### What you have to do
Read the lines below. Copy out any that hold the string "dermoïdes".

### Supplied records
▬▬▬

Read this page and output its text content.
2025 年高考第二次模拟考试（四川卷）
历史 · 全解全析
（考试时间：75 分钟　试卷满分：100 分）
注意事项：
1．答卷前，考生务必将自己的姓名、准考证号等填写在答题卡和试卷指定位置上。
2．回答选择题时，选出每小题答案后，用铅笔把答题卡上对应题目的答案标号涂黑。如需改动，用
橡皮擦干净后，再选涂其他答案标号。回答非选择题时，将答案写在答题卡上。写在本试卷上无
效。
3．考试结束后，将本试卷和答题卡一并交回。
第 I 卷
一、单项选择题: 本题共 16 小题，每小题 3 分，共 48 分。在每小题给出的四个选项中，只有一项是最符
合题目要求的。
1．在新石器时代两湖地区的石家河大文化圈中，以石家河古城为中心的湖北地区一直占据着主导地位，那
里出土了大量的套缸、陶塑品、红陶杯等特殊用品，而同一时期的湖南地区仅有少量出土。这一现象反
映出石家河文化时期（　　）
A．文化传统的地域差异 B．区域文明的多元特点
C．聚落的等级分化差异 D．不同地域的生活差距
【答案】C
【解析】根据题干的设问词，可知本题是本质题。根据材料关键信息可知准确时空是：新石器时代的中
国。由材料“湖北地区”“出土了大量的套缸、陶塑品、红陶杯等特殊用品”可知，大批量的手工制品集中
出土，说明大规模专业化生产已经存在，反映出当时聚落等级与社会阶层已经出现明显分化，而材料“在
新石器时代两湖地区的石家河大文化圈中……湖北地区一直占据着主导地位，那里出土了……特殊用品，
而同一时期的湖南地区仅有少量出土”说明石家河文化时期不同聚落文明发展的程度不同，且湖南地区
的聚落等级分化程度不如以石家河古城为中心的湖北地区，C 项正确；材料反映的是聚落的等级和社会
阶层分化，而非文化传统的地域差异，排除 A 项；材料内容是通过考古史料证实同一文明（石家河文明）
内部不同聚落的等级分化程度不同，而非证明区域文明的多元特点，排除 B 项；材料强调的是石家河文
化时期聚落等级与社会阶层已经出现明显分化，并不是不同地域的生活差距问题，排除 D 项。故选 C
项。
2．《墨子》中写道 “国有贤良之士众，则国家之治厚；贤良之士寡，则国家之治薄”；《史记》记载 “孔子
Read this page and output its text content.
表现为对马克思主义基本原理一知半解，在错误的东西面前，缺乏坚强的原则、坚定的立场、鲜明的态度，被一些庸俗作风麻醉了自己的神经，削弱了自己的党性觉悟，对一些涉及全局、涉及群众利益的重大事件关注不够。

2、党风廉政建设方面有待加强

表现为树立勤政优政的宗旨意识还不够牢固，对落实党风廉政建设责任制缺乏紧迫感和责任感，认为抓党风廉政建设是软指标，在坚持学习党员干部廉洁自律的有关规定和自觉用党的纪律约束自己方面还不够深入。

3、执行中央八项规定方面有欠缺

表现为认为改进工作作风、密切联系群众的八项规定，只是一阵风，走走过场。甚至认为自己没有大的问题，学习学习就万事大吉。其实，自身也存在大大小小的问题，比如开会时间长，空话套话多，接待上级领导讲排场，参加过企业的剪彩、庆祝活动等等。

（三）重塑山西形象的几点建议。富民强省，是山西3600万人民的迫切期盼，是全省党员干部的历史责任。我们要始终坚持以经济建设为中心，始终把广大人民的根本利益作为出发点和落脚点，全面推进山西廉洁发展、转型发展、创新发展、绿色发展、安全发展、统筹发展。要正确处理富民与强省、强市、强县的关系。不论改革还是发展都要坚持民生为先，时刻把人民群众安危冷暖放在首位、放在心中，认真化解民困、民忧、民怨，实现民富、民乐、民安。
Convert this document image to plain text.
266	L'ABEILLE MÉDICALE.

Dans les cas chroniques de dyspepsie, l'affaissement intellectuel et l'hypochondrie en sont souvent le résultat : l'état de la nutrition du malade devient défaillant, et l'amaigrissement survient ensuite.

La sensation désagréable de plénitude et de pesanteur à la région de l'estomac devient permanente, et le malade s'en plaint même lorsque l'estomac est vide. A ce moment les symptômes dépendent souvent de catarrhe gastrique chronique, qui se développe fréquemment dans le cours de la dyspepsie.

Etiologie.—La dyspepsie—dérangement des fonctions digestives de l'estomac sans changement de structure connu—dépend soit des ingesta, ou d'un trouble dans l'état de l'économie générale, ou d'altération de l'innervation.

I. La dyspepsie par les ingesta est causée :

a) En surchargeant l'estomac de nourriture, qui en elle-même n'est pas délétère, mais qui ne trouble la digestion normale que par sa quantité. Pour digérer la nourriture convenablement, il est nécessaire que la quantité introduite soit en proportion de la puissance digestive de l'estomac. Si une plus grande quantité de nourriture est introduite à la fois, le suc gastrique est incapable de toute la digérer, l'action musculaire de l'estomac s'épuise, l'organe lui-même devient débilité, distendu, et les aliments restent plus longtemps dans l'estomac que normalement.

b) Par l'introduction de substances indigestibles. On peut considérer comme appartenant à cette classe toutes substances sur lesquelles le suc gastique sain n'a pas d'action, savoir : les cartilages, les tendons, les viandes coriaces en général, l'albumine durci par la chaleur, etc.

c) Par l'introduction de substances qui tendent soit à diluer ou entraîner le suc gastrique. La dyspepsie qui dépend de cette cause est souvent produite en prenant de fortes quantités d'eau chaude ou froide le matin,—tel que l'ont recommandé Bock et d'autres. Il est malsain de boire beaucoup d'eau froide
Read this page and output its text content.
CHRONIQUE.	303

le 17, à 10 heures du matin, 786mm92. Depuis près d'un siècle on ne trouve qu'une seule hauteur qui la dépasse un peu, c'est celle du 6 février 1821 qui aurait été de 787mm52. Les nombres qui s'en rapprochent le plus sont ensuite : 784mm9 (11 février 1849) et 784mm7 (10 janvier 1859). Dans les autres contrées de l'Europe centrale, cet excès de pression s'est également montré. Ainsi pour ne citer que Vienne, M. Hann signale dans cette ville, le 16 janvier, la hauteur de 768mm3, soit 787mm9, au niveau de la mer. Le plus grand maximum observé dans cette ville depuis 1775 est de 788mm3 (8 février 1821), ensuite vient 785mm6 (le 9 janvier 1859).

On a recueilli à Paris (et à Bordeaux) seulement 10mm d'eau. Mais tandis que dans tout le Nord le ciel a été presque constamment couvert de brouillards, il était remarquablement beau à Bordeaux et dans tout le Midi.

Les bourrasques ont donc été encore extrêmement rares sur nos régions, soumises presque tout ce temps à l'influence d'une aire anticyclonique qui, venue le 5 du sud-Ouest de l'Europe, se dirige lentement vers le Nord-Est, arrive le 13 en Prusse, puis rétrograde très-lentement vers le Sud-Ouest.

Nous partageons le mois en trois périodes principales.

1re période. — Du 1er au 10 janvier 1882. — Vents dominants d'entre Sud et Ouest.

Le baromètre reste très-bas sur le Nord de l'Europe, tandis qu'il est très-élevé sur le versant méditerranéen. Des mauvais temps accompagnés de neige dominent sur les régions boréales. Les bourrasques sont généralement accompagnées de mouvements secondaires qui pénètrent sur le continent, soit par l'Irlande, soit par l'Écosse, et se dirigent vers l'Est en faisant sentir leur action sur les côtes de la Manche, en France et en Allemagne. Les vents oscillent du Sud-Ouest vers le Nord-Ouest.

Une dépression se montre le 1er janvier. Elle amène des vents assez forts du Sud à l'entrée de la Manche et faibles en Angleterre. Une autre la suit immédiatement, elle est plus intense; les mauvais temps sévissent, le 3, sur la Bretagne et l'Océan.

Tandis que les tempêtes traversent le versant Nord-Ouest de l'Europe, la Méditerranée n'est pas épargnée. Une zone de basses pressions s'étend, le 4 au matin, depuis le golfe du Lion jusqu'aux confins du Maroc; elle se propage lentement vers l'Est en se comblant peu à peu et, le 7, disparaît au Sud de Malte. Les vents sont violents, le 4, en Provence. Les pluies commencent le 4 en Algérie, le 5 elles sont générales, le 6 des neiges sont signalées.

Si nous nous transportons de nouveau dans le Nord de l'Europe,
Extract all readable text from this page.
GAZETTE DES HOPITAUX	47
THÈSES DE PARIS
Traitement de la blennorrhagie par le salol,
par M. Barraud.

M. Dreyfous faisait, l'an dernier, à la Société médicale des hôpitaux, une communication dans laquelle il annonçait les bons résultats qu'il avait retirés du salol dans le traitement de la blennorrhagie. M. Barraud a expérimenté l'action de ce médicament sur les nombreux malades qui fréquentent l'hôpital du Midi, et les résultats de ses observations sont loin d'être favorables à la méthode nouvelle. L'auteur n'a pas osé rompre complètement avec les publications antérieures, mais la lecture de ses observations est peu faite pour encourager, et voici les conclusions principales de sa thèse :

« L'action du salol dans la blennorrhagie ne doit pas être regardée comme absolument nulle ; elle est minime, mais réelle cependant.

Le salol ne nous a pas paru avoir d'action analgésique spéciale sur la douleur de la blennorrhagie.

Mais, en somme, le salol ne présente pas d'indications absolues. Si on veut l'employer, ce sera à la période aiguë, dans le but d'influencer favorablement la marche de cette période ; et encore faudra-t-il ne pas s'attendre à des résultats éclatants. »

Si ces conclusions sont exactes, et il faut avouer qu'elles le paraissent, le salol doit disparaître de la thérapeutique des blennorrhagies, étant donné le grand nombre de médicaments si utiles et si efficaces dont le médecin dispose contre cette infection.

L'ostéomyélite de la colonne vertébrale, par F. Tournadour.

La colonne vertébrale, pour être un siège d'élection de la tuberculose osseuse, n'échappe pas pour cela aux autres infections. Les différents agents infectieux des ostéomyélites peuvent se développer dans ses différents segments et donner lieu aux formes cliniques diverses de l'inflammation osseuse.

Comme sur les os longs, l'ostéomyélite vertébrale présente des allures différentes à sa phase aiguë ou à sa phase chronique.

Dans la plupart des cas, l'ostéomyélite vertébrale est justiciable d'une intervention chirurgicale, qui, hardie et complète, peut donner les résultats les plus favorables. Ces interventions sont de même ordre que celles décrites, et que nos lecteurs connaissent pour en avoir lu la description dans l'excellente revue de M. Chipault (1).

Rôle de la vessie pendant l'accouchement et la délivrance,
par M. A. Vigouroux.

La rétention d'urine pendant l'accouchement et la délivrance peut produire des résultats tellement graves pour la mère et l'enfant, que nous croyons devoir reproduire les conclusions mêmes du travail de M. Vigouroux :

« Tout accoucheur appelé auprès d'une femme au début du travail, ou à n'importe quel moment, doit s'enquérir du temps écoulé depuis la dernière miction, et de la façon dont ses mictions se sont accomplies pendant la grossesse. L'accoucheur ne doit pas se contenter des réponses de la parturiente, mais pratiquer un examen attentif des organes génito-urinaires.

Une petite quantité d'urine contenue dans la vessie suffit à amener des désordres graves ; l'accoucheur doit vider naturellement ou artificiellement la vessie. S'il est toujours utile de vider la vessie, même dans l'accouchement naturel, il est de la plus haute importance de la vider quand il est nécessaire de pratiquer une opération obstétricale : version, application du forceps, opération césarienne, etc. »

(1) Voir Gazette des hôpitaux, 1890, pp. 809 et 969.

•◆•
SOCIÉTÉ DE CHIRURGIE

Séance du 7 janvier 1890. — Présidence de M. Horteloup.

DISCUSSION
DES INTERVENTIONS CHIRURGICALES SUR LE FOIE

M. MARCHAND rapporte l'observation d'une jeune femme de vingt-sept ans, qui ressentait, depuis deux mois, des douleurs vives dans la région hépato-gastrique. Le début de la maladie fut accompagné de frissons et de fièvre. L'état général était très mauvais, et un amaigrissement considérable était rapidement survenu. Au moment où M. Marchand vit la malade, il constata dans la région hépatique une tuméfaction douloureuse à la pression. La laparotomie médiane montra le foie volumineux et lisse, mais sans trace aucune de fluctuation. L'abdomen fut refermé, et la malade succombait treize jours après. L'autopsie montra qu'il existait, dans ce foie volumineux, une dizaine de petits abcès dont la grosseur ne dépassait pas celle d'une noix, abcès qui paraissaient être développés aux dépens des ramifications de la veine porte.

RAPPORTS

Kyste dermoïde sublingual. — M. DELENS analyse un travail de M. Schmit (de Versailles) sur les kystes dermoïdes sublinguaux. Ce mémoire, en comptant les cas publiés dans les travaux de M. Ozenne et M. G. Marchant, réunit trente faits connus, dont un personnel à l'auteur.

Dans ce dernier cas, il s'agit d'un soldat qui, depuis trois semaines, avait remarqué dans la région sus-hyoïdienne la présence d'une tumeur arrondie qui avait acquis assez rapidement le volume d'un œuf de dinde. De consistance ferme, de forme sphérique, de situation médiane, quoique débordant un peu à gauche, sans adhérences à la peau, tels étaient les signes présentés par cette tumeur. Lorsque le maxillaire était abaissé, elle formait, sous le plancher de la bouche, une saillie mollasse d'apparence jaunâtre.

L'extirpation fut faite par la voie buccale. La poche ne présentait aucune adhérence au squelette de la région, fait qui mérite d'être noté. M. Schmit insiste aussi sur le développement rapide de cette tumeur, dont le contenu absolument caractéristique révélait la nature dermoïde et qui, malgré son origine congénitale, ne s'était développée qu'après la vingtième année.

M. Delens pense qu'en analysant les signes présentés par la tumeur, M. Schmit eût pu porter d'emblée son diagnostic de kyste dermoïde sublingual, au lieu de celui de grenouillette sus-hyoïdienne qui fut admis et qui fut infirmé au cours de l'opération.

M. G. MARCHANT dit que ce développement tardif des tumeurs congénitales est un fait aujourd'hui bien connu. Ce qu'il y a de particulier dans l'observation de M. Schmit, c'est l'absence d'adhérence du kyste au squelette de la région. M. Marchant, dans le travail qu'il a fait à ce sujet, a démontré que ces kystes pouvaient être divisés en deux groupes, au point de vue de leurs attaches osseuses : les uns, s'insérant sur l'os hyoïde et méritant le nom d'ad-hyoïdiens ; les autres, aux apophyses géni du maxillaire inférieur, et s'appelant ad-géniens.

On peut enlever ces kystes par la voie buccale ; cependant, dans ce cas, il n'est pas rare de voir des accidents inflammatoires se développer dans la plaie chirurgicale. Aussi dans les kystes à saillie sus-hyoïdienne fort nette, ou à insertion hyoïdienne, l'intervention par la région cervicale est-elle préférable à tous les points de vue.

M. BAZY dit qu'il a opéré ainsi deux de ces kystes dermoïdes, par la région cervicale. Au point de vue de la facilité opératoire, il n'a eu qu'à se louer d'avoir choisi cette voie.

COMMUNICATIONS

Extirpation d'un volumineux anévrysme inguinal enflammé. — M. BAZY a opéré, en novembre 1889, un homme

▬▬▬

### Reply to the exercise
Kyste dermoïde sublingual. — M. DELENS analyse un travail de M. Schmit (de Versailles) sur les kystes dermoïdes sublinguaux. Ce mémoire, en comptant les cas publiés dans les travaux de M. Ozenne et M. G. Marchant, réunit trente faits connus, dont un personnel à l'auteur.
M. BAZY dit qu'il a opéré ainsi deux de ces kystes dermoïdes, par la région cervicale. Au point de vue de la facilité opératoire, il n'a eu qu'à se louer d'avoir choisi cette voie.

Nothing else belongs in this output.